### [Task to complete]
In the passage below about Manish Malhotra, list the things he says he introduced the concept of styling with.

### [Text passage]
* begin *

Manish Malhotra on individuality and sustainability

Manish Malhotra is a minimalist. A self-professed one, not in terms of fashion, but in terms of his home. “My home has a lot of greys and whites,” says the man behind some of the most opulent outfits in Bollywood and on global ramps, “After coming home from all the sequins and colour, I like it that way. It’s fresher.” And personal preferences, for the designer, have always been priority.

“All of us like a certain fit, have a certain comfort outfit,” he points out to the sea of fashionable women gathered to hear him speak at ITC Grand Chola recently. It was this personal choice that Malhotra first started figuring out for his “film ladies”, a combination of the characters’ attitudes in scripts and preferences of the actresses portraying them. That, according to him, is what first made his work stand out in Bollywood.

“I love listening to scripts; it’s from there that I get my ideas,” the costume stylist and fashion designer tells former model Shvetha Jaishankar, who was in conversation with him on the dais for the inaugural session of FICCI FLO Chennai’s Stories That Speak series. The series’ focus is on creative minds and how they go about building businesses and giving back to society. So the conversation veers between future plans and upcoming labels, his work with artisans and students, and his early experiences as an up-and-coming name in the industry.

Manish Malhotra on individuality and sustainability

There is something heartening about listening to one of fashion’s biggest names, candidly describe his early years in cinema as “confusing and intimidating”. The brief given to him, he recounts, would invariably be the same: “Every girl was ‘modern and glamorous’. I was once told, ‘just go and make your small-small clothes’. But I asked questions, took a lot of notes, introduced the concept of styling with hair, makeup and shoes...” He recalls the time a certain director got angry at him for daring to ask for a script. “Only later did I realise that there was no script,” he says.

* end *

### [Provided data]
* begin *

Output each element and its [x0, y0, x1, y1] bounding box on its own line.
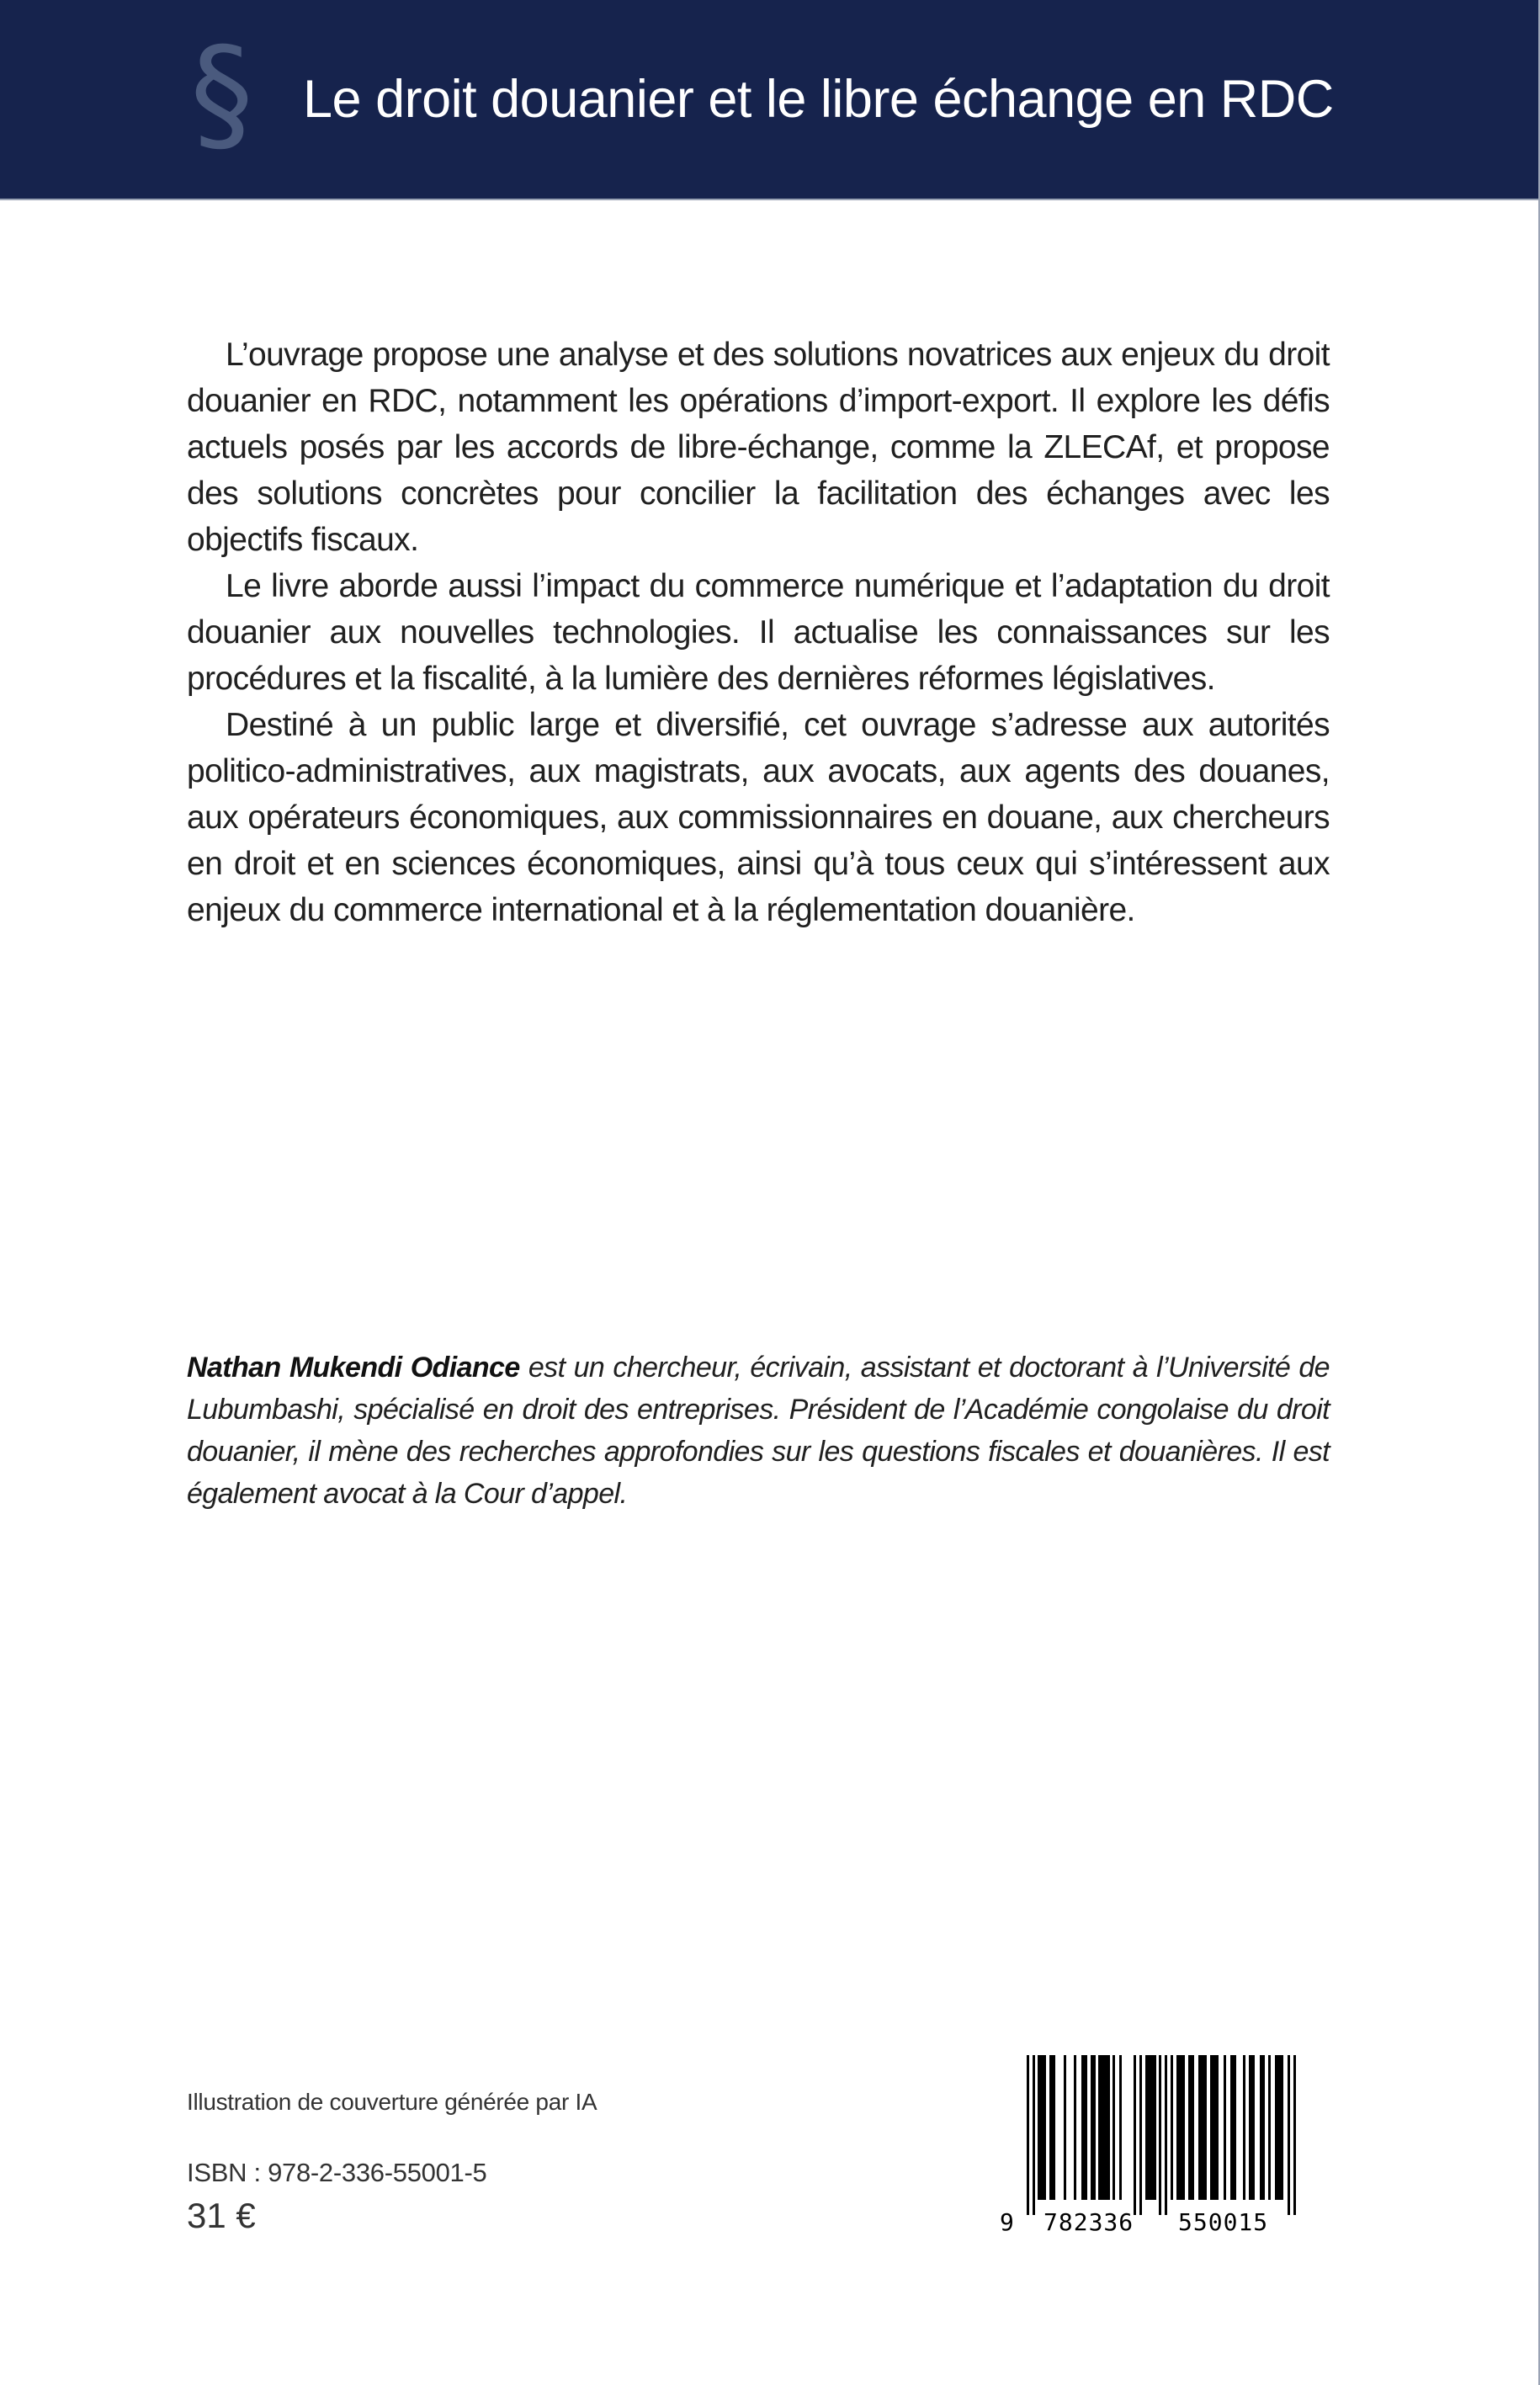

* end *

### [Exercise answer]
- Hair
- Makeup
- Shoes